Your task — Write out each entry, exactly the way it appears.

● ● ● ● ● ● ●

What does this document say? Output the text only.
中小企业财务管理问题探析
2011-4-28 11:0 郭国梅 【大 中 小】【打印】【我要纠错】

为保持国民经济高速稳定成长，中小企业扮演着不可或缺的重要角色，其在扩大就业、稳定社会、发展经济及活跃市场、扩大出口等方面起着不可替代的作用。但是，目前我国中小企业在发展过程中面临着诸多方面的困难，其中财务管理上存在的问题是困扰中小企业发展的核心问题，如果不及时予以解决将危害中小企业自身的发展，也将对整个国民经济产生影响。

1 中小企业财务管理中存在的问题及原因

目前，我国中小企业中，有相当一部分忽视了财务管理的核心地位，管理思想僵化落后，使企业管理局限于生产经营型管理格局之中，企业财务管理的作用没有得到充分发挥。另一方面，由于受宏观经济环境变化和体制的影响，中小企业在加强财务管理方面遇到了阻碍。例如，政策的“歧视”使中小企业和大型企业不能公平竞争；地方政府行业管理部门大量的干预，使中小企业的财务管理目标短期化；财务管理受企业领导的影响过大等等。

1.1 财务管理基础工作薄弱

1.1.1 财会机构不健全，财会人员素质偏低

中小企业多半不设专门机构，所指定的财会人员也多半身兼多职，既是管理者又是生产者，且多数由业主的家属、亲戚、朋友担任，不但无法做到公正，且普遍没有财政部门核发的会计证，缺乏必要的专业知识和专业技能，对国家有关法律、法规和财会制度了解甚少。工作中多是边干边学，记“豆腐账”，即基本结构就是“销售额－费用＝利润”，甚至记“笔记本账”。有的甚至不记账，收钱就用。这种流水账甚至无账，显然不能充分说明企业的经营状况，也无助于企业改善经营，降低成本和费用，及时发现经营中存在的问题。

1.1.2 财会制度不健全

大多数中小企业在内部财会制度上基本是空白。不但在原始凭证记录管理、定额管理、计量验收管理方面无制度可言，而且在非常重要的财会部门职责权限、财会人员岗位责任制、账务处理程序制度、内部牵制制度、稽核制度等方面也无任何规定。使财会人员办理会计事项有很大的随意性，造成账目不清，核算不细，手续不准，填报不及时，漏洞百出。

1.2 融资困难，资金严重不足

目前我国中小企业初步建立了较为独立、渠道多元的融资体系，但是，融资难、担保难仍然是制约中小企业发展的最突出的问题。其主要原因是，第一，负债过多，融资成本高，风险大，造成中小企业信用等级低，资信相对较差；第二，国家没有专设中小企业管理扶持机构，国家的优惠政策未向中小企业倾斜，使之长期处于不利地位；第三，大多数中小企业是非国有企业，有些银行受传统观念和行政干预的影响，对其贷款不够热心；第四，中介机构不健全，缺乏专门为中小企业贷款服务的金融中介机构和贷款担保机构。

● ● ● ● ● ● ●

Exercise result —
What does this document say? Output the text only.
中小企业财务管理问题探析
2011-4-28 11:0 郭国梅 【大 中 小】【打印】【我要纠错】

为保持国民经济高速稳定成长，中小企业扮演着不可或缺的重要角色，其在扩大就业、稳定社会、发展经济及活跃市场、扩大出口等方面起着不可替代的作用。但是，目前我国中小企业在发展过程中面临着诸多方面的困难，其中财务管理上存在的问题是困扰中小企业发展的核心问题，如果不及时予以解决将危害中小企业自身的发展，也将对整个国民经济产生影响。

1 中小企业财务管理中存在的问题及原因

目前，我国中小企业中，有相当一部分忽视了财务管理的核心地位，管理思想僵化落后，使企业管理局限于生产经营型管理格局之中，企业财务管理的作用没有得到充分发挥。另一方面，由于受宏观经济环境变化和体制的影响，中小企业在加强财务管理方面遇到了阻碍。例如，政策的“歧视”使中小企业和大型企业不能公平竞争；地方政府行业管理部门大量的干预，使中小企业的财务管理目标短期化；财务管理受企业领导的影响过大等等。

1.1 财务管理基础工作薄弱

1.1.1 财会机构不健全，财会人员素质偏低

中小企业多半不设专门机构，所指定的财会人员也多半身兼多职，既是管理者又是生产者，且多数由业主的家属、亲戚、朋友担任，不但无法做到公正，且普遍没有财政部门核发的会计证，缺乏必要的专业知识和专业技能，对国家有关法律、法规和财会制度了解甚少。工作中多是边干边学，记“豆腐账”，即基本结构就是“销售额－费用＝利润”，甚至记“笔记本账”。有的甚至不记账，收钱就用。这种流水账甚至无账，显然不能充分说明企业的经营状况，也无助于企业改善经营，降低成本和费用，及时发现经营中存在的问题。

1.1.2 财会制度不健全

大多数中小企业在内部财会制度上基本是空白。不但在原始凭证记录管理、定额管理、计量验收管理方面无制度可言，而且在非常重要的财会部门职责权限、财会人员岗位责任制、账务处理程序制度、内部牵制制度、稽核制度等方面也无任何规定。使财会人员办理会计事项有很大的随意性，造成账目不清，核算不细，手续不准，填报不及时，漏洞百出。

1.2 融资困难，资金严重不足

目前我国中小企业初步建立了较为独立、渠道多元的融资体系，但是，融资难、担保难仍然是制约中小企业发展的最突出的问题。其主要原因是，第一，负债过多，融资成本高，风险大，造成中小企业信用等级低，资信相对较差；第二，国家没有专设中小企业管理扶持机构，国家的优惠政策未向中小企业倾斜，使之长期处于不利地位；第三，大多数中小企业是非国有企业，有些银行受传统观念和行政干预的影响，对其贷款不够热心；第四，中介机构不健全，缺乏专门为中小企业贷款服务的金融中介机构和贷款担保机构。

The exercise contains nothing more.